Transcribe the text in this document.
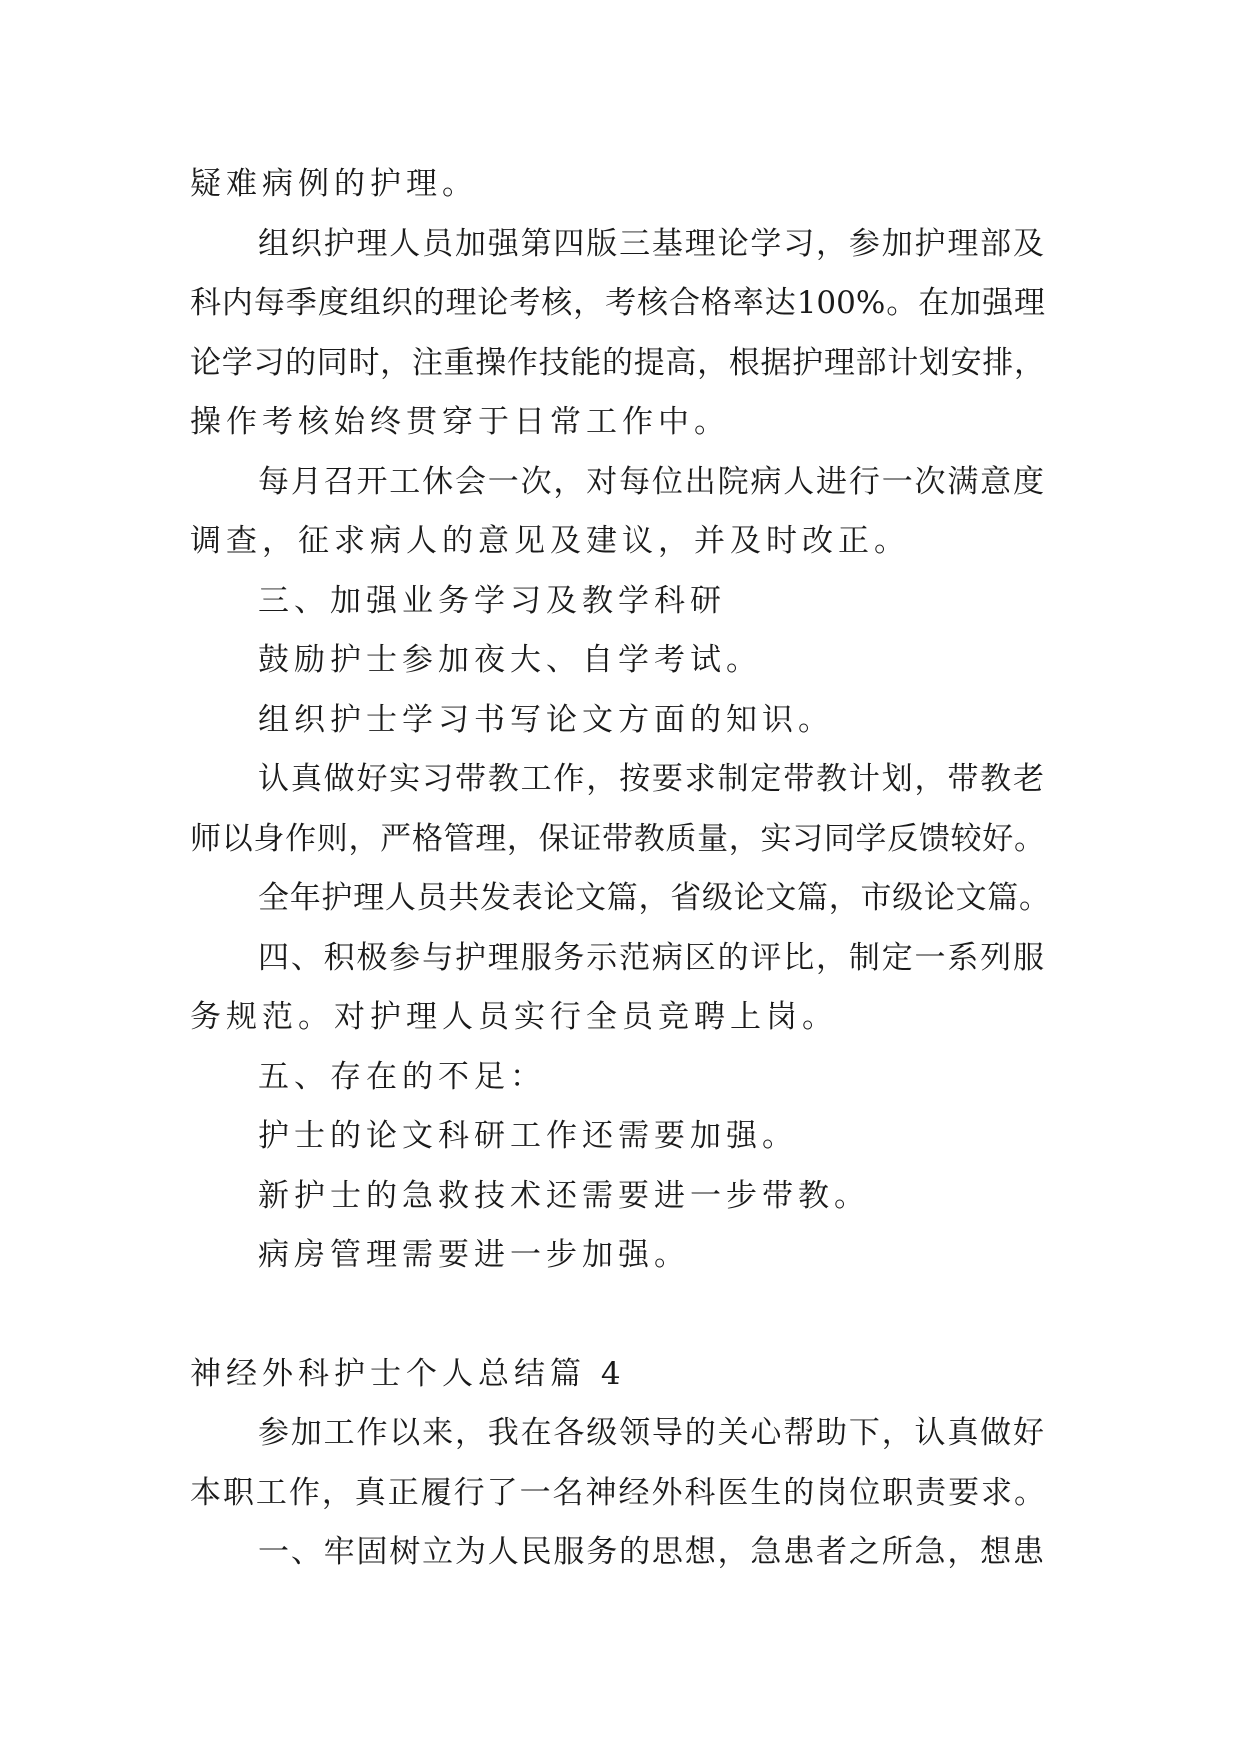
疑难病例的护理。
组织护理人员加强第四版三基理论学习，参加护理部及
科内每季度组织的理论考核，考核合格率达100%。在加强理
论学习的同时，注重操作技能的提高，根据护理部计划安排，
操作考核始终贯穿于日常工作中。
每月召开工休会一次，对每位出院病人进行一次满意度
调查，征求病人的意见及建议，并及时改正。
三、加强业务学习及教学科研
鼓励护士参加夜大、自学考试。
组织护士学习书写论文方面的知识。
认真做好实习带教工作，按要求制定带教计划，带教老
师以身作则，严格管理，保证带教质量，实习同学反馈较好。
全年护理人员共发表论文篇，省级论文篇，市级论文篇。
四、积极参与护理服务示范病区的评比，制定一系列服
务规范。对护理人员实行全员竞聘上岗。
五、存在的不足：
护士的论文科研工作还需要加强。
新护士的急救技术还需要进一步带教。
病房管理需要进一步加强。
神经外科护士个人总结篇 4
参加工作以来，我在各级领导的关心帮助下，认真做好
本职工作，真正履行了一名神经外科医生的岗位职责要求。
一、牢固树立为人民服务的思想，急患者之所急，想患
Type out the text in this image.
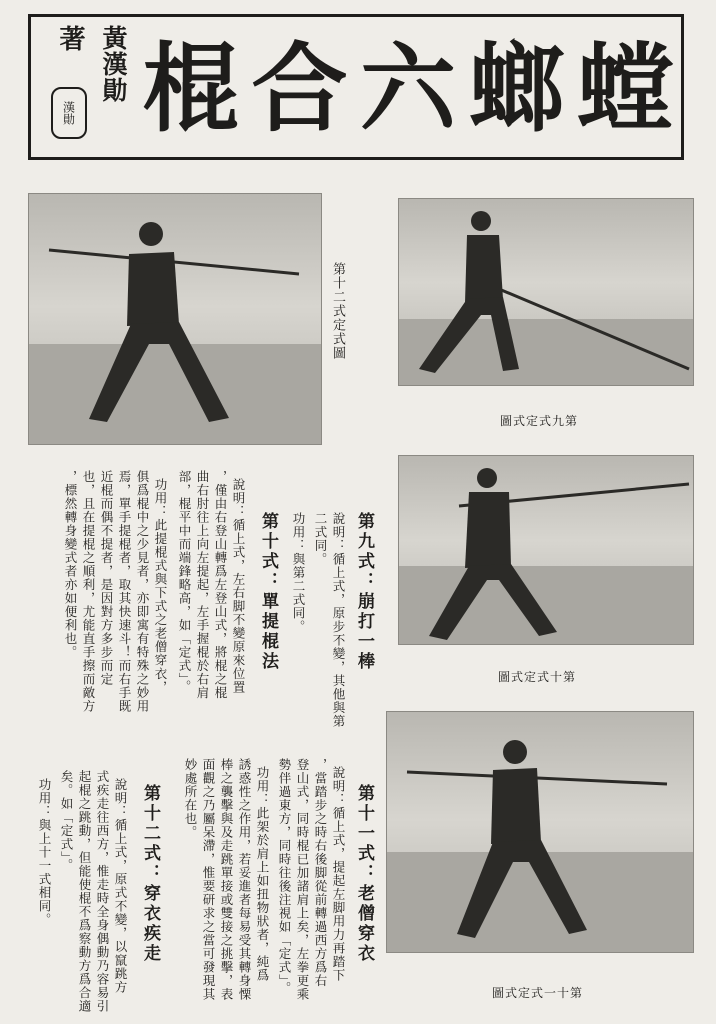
黃漢勛
著
漢勛	螳
螂
六
合
棍
第十二式定式圖
圖式定式九第
圖式定式十第
圖式定式一十第
第九式：崩打一棒
說明：循上式，原步不變，其他與第
二式同。
功用：與第二式同。
第十式：單提棍法
說明：循上式，左右脚不變原來位置
，僅由右登山轉爲左登山式，將棍之棍
曲右肘往上向左提起，左手握棍於右肩
部，棍平中而端鋒略高，如「定式」。
功用：此提棍式與下式之老僧穿衣，
俱爲棍中之少見者，亦即寓有特殊之妙用
焉，單手提棍者，取其快速斗！而右手既
近棍而偶不提者，是因對方多步而定
也，且在提棍之順利，尤能直手擦而敵方
，標然轉身變式者亦如便利也。
第十一式：老僧穿衣
說明：循上式，提起左脚用力再踏下
，當踏步之時右後脚從前轉過西方爲右
登山式，同時棍已加諸肩上矣，左拳更乘
勢伴過東方，同時往後注視如「定式」。
功用：此架於肩上如扭物狀者，純爲
誘惑性之作用，若妥進者每易受其轉身慄
棒之襲擊與及走跳單接或雙接之挑擊，表
面觀之乃屬呆滯，惟要研求之當可發現其
妙處所在也。
第十二式：穿衣疾走
說明：循上式，原式不變，以竄跳方
式疾走往西方，惟走時全身偶動乃容易引
起棍之跳動，但能使棍不爲察動方爲合適
矣。如「定式」。
功用：與上十一式相同。
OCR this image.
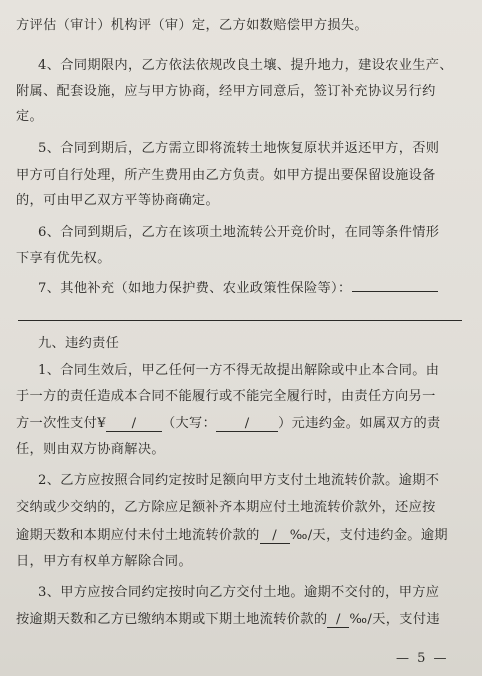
方评估（审计）机构评（审）定，乙方如数赔偿甲方损失。
4、合同期限内，乙方依法依规改良土壤、提升地力，建设农业生产、
附属、配套设施，应与甲方协商，经甲方同意后，签订补充协议另行约
定。
5、合同到期后，乙方需立即将流转土地恢复原状并返还甲方，否则
甲方可自行处理，所产生费用由乙方负责。如甲方提出要保留设施设备
的，可由甲乙双方平等协商确定。
6、合同到期后，乙方在该项土地流转公开竞价时，在同等条件情形
下享有优先权。
7、其他补充（如地力保护费、农业政策性保险等）：
九、违约责任
1、合同生效后，甲乙任何一方不得无故提出解除或中止本合同。由
于一方的责任造成本合同不能履行或不能完全履行时，由责任方向另一
方一次性支付¥ / （大写： / ）元违约金。如属双方的责
任，则由双方协商解决。
2、乙方应按照合同约定按时足额向甲方支付土地流转价款。逾期不
交纳或少交纳的，乙方除应足额补齐本期应付土地流转价款外，还应按
逾期天数和本期应付未付土地流转价款的 / ‰/天，支付违约金。逾期
日，甲方有权单方解除合同。
3、甲方应按合同约定按时向乙方交付土地。逾期不交付的，甲方应
按逾期天数和乙方已缴纳本期或下期土地流转价款的 / ‰/天，支付违
— 5 —
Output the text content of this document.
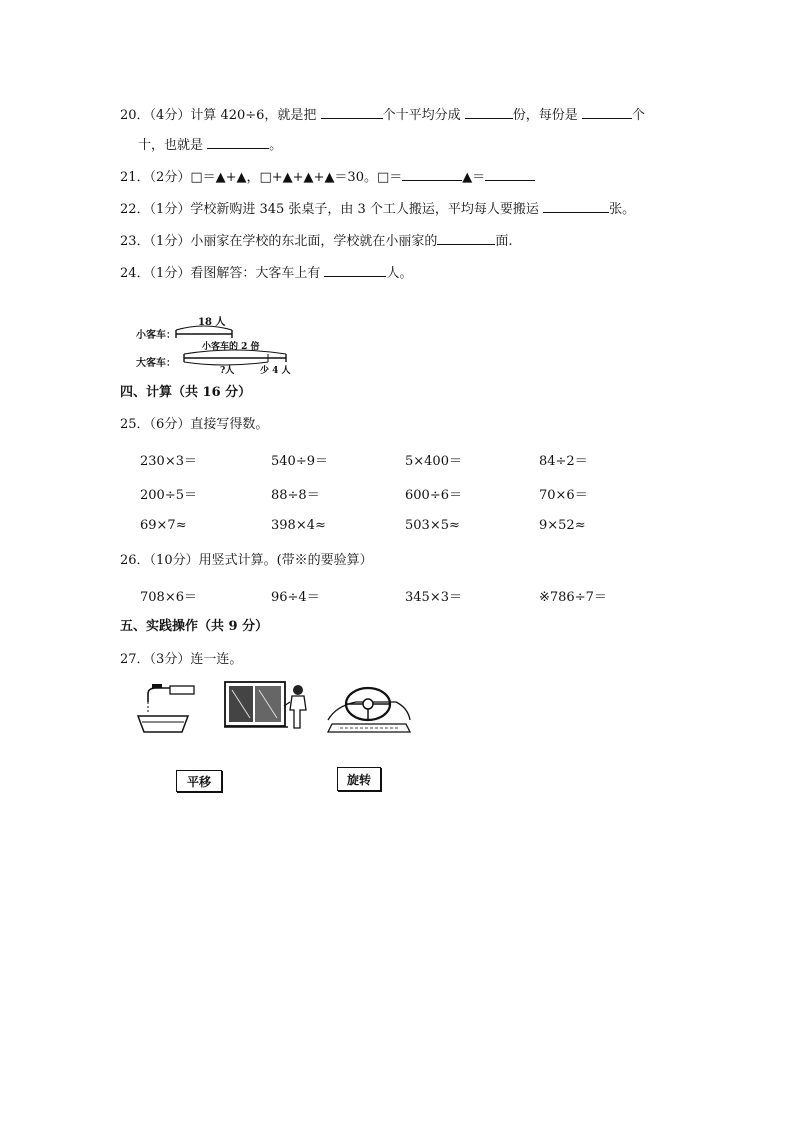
20．（4分）计算 420÷6，就是把	个十平均分成	份，每份是	个
十，也就是	。
21．（2分）□＝▲+▲，□+▲+▲+▲＝30。□＝	▲＝
22．（1分）学校新购进 345 张桌子，由 3 个工人搬运，平均每人要搬运	张。
23．（1分）小丽家在学校的东北面，学校就在小丽家的	面.
24．（1分）看图解答：大客车上有	人。
小客车：
大客车：
18 人
小客车的 2 倍
?人	少 4 人
四、计算（共 16 分）
25．（6分）直接写得数。
230×3＝	540÷9＝	5×400＝	84÷2＝
200÷5＝	88÷8＝	600÷6＝	70×6＝
69×7≈	398×4≈	503×5≈	9×52≈
26．（10分）用竖式计算。(带※的要验算）
708×6＝	96÷4＝	345×3＝	※786÷7＝
五、实践操作（共 9 分）
27．（3分）连一连。
平移	旋转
========================================================================
TASK GOAL:
Gather up every line from the listing above in which the word "text" occurs.

SOLUTION:
Transcribe the text in this document.
Type out the text in this image.
Output the text content of this document.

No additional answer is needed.